[Start of Supplied information]

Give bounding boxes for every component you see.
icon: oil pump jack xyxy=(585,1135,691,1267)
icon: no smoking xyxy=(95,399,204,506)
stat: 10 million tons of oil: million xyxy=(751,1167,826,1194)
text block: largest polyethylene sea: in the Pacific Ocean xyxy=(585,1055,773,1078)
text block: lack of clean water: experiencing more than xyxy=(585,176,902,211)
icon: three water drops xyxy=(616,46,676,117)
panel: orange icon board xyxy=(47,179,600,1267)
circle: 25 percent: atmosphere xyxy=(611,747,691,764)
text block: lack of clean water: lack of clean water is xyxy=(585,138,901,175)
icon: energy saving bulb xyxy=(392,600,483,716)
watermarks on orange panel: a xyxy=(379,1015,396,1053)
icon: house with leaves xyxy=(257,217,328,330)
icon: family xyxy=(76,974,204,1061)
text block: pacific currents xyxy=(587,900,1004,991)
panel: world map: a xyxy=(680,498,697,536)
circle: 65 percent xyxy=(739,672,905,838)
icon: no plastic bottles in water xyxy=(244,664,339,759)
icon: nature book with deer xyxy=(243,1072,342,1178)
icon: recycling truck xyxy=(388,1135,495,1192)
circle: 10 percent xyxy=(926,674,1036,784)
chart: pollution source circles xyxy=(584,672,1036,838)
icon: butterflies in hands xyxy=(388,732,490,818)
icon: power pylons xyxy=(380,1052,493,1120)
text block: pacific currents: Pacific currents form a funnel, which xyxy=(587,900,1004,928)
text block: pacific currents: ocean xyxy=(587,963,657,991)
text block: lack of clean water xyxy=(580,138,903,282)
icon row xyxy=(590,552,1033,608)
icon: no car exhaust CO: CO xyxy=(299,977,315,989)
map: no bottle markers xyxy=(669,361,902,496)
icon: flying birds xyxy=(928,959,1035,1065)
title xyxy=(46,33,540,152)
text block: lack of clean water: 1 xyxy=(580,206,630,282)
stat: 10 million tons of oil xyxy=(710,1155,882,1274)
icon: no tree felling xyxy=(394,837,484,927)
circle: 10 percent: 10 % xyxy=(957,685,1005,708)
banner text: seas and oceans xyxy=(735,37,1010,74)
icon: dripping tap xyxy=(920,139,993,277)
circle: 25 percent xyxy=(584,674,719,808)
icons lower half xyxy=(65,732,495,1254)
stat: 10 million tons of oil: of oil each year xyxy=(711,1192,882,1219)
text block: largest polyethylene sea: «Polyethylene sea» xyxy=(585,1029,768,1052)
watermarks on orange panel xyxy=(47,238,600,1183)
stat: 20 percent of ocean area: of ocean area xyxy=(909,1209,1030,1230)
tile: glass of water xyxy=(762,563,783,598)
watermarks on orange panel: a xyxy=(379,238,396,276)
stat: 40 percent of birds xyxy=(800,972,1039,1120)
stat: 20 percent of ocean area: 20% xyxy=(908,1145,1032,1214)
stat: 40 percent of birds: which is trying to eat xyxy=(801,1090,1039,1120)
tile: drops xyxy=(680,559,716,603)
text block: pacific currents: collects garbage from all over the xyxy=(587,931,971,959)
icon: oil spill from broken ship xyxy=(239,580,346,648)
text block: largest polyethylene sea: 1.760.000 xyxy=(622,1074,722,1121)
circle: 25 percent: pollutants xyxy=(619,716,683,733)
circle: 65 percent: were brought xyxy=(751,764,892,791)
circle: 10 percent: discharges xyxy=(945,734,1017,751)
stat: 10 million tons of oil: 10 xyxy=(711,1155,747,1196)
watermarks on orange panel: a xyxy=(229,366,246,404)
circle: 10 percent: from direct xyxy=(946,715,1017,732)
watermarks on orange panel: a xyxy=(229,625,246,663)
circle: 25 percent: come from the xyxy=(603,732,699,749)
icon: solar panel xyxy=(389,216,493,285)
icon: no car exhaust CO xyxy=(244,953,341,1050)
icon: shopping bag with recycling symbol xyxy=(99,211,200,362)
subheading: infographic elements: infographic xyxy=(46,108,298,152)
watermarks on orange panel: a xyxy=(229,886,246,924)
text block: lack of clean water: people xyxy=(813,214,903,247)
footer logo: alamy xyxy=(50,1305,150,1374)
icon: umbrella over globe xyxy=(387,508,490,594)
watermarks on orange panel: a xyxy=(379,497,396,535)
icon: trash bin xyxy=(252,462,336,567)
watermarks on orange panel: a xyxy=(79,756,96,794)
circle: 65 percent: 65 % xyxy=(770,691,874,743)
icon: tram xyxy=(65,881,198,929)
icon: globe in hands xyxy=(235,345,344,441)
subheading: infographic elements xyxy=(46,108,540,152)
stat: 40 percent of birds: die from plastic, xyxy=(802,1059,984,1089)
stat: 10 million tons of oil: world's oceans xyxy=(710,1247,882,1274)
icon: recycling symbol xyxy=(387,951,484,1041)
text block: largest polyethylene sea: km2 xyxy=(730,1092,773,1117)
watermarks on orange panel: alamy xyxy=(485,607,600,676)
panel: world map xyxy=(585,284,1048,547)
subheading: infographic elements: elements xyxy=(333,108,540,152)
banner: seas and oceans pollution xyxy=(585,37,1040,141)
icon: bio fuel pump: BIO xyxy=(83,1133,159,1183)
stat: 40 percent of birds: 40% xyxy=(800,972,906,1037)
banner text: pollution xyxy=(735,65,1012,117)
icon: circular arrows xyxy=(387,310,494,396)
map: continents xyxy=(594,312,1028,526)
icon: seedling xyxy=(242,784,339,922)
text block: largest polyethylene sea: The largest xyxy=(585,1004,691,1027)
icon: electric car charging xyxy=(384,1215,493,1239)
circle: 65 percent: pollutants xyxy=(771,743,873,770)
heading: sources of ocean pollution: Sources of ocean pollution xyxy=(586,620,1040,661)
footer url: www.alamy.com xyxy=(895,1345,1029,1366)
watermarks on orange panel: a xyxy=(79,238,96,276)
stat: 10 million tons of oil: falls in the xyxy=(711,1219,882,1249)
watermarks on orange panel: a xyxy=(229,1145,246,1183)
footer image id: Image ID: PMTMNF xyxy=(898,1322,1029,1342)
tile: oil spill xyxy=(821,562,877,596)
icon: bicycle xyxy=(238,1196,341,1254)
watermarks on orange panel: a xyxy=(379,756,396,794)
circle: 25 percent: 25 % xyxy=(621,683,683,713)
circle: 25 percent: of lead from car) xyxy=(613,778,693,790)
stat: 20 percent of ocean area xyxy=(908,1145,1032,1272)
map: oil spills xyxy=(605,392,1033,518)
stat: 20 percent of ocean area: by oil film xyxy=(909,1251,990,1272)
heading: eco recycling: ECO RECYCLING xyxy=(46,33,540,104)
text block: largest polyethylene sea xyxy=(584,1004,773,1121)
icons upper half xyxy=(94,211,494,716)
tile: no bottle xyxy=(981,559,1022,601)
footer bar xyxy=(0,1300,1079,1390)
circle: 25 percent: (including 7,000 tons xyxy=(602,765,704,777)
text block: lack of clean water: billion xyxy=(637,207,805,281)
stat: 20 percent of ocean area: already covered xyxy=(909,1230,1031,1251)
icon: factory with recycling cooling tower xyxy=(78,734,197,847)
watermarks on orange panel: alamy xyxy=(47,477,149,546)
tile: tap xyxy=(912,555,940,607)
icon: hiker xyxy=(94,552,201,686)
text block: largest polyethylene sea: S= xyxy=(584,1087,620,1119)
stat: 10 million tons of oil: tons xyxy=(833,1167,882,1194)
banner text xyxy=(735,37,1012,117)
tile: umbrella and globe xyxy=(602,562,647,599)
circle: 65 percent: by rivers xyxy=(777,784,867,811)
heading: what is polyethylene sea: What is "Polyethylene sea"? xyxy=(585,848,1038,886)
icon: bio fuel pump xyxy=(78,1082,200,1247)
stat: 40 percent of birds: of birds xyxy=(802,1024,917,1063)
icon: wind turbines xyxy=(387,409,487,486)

[End of Supplied information]

> **Problem statement**
Please convert all of the items above into a numbered list, leaving out any blank lines.

> **Response to this exercise**
1. Give bounding boxes for every component you see.
2. icon: oil pump jack xyxy=(585,1135,691,1267)
3. icon: no smoking xyxy=(95,399,204,506)
4. stat: 10 million tons of oil: million xyxy=(751,1167,826,1194)
5. text block: largest polyethylene sea: in the Pacific Ocean xyxy=(585,1055,773,1078)
6. text block: lack of clean water: experiencing more than xyxy=(585,176,902,211)
7. icon: three water drops xyxy=(616,46,676,117)
8. panel: orange icon board xyxy=(47,179,600,1267)
9. circle: 25 percent: atmosphere xyxy=(611,747,691,764)
10. text block: lack of clean water: lack of clean water is xyxy=(585,138,901,175)
11. icon: energy saving bulb xyxy=(392,600,483,716)
12. watermarks on orange panel: a xyxy=(379,1015,396,1053)
13. icon: house with leaves xyxy=(257,217,328,330)
14. icon: family xyxy=(76,974,204,1061)
15. text block: pacific currents xyxy=(587,900,1004,991)
16. panel: world map: a xyxy=(680,498,697,536)
17. circle: 65 percent xyxy=(739,672,905,838)
18. icon: no plastic bottles in water xyxy=(244,664,339,759)
19. icon: nature book with deer xyxy=(243,1072,342,1178)
20. icon: recycling truck xyxy=(388,1135,495,1192)
21. circle: 10 percent xyxy=(926,674,1036,784)
22. chart: pollution source circles xyxy=(584,672,1036,838)
23. icon: butterflies in hands xyxy=(388,732,490,818)
24. icon: power pylons xyxy=(380,1052,493,1120)
25. text block: pacific currents: Pacific currents form a funnel, which xyxy=(587,900,1004,928)
26. text block: pacific currents: ocean xyxy=(587,963,657,991)
27. text block: lack of clean water xyxy=(580,138,903,282)
28. icon row xyxy=(590,552,1033,608)
29. icon: no car exhaust CO: CO xyxy=(299,977,315,989)
30. map: no bottle markers xyxy=(669,361,902,496)
31. icon: flying birds xyxy=(928,959,1035,1065)
32. title xyxy=(46,33,540,152)
33. text block: lack of clean water: 1 xyxy=(580,206,630,282)
34. stat: 10 million tons of oil xyxy=(710,1155,882,1274)
35. icon: no tree felling xyxy=(394,837,484,927)
36. circle: 10 percent: 10 % xyxy=(957,685,1005,708)
37. banner text: seas and oceans xyxy=(735,37,1010,74)
38. icon: dripping tap xyxy=(920,139,993,277)
39. circle: 25 percent xyxy=(584,674,719,808)
40. icons lower half xyxy=(65,732,495,1254)
41. stat: 10 million tons of oil: of oil each year xyxy=(711,1192,882,1219)
42. text block: largest polyethylene sea: «Polyethylene sea» xyxy=(585,1029,768,1052)
43. watermarks on orange panel xyxy=(47,238,600,1183)
44. stat: 20 percent of ocean area: of ocean area xyxy=(909,1209,1030,1230)
45. tile: glass of water xyxy=(762,563,783,598)
46. watermarks on orange panel: a xyxy=(379,238,396,276)
47. stat: 40 percent of birds xyxy=(800,972,1039,1120)
48. stat: 20 percent of ocean area: 20% xyxy=(908,1145,1032,1214)
49. stat: 40 percent of birds: which is trying to eat xyxy=(801,1090,1039,1120)
50. tile: drops xyxy=(680,559,716,603)
51. text block: pacific currents: collects garbage from all over the xyxy=(587,931,971,959)
52. icon: oil spill from broken ship xyxy=(239,580,346,648)
53. text block: largest polyethylene sea: 1.760.000 xyxy=(622,1074,722,1121)
54. circle: 25 percent: pollutants xyxy=(619,716,683,733)
55. circle: 65 percent: were brought xyxy=(751,764,892,791)
56. circle: 10 percent: discharges xyxy=(945,734,1017,751)
57. stat: 10 million tons of oil: 10 xyxy=(711,1155,747,1196)
58. watermarks on orange panel: a xyxy=(229,366,246,404)
59. circle: 10 percent: from direct xyxy=(946,715,1017,732)
60. watermarks on orange panel: a xyxy=(229,625,246,663)
61. circle: 25 percent: come from the xyxy=(603,732,699,749)
62. icon: solar panel xyxy=(389,216,493,285)
63. icon: no car exhaust CO xyxy=(244,953,341,1050)
64. icon: shopping bag with recycling symbol xyxy=(99,211,200,362)
65. subheading: infographic elements: infographic xyxy=(46,108,298,152)
66. watermarks on orange panel: a xyxy=(229,886,246,924)
67. text block: lack of clean water: people xyxy=(813,214,903,247)
68. footer logo: alamy xyxy=(50,1305,150,1374)
69. icon: umbrella over globe xyxy=(387,508,490,594)
70. watermarks on orange panel: a xyxy=(379,497,396,535)
71. icon: trash bin xyxy=(252,462,336,567)
72. watermarks on orange panel: a xyxy=(79,756,96,794)
73. circle: 65 percent: 65 % xyxy=(770,691,874,743)
74. icon: tram xyxy=(65,881,198,929)
75. icon: globe in hands xyxy=(235,345,344,441)
76. subheading: infographic elements xyxy=(46,108,540,152)
77. stat: 40 percent of birds: die from plastic, xyxy=(802,1059,984,1089)
78. stat: 10 million tons of oil: world's oceans xyxy=(710,1247,882,1274)
79. icon: recycling symbol xyxy=(387,951,484,1041)
80. text block: largest polyethylene sea: km2 xyxy=(730,1092,773,1117)
81. watermarks on orange panel: alamy xyxy=(485,607,600,676)
82. panel: world map xyxy=(585,284,1048,547)
83. subheading: infographic elements: elements xyxy=(333,108,540,152)
84. banner: seas and oceans pollution xyxy=(585,37,1040,141)
85. icon: bio fuel pump: BIO xyxy=(83,1133,159,1183)
86. stat: 40 percent of birds: 40% xyxy=(800,972,906,1037)
87. banner text: pollution xyxy=(735,65,1012,117)
88. icon: circular arrows xyxy=(387,310,494,396)
89. map: continents xyxy=(594,312,1028,526)
90. icon: seedling xyxy=(242,784,339,922)
91. text block: largest polyethylene sea: The largest xyxy=(585,1004,691,1027)
92. icon: electric car charging xyxy=(384,1215,493,1239)
93. circle: 65 percent: pollutants xyxy=(771,743,873,770)
94. heading: sources of ocean pollution: Sources of ocean pollution xyxy=(586,620,1040,661)
95. footer url: www.alamy.com xyxy=(895,1345,1029,1366)
96. watermarks on orange panel: a xyxy=(79,238,96,276)
97. stat: 10 million tons of oil: falls in the xyxy=(711,1219,882,1249)
98. watermarks on orange panel: a xyxy=(229,1145,246,1183)
99. footer image id: Image ID: PMTMNF xyxy=(898,1322,1029,1342)
100. tile: oil spill xyxy=(821,562,877,596)
101. icon: bicycle xyxy=(238,1196,341,1254)
102. watermarks on orange panel: a xyxy=(379,756,396,794)
103. circle: 25 percent: 25 % xyxy=(621,683,683,713)
104. circle: 25 percent: of lead from car) xyxy=(613,778,693,790)
105. stat: 20 percent of ocean area xyxy=(908,1145,1032,1272)
106. map: oil spills xyxy=(605,392,1033,518)
107. stat: 20 percent of ocean area: by oil film xyxy=(909,1251,990,1272)
108. heading: eco recycling: ECO RECYCLING xyxy=(46,33,540,104)
109. text block: largest polyethylene sea xyxy=(584,1004,773,1121)
110. icons upper half xyxy=(94,211,494,716)
111. tile: no bottle xyxy=(981,559,1022,601)
112. footer bar xyxy=(0,1300,1079,1390)
113. circle: 25 percent: (including 7,000 tons xyxy=(602,765,704,777)
114. text block: lack of clean water: billion xyxy=(637,207,805,281)
115. stat: 20 percent of ocean area: already covered xyxy=(909,1230,1031,1251)
116. icon: factory with recycling cooling tower xyxy=(78,734,197,847)
117. watermarks on orange panel: alamy xyxy=(47,477,149,546)
118. tile: tap xyxy=(912,555,940,607)
119. icon: hiker xyxy=(94,552,201,686)
120. text block: largest polyethylene sea: S= xyxy=(584,1087,620,1119)
121. stat: 10 million tons of oil: tons xyxy=(833,1167,882,1194)
122. banner text xyxy=(735,37,1012,117)
123. tile: umbrella and globe xyxy=(602,562,647,599)
124. circle: 65 percent: by rivers xyxy=(777,784,867,811)
125. heading: what is polyethylene sea: What is "Polyethylene sea"? xyxy=(585,848,1038,886)
126. icon: bio fuel pump xyxy=(78,1082,200,1247)
127. stat: 40 percent of birds: of birds xyxy=(802,1024,917,1063)
128. icon: wind turbines xyxy=(387,409,487,486)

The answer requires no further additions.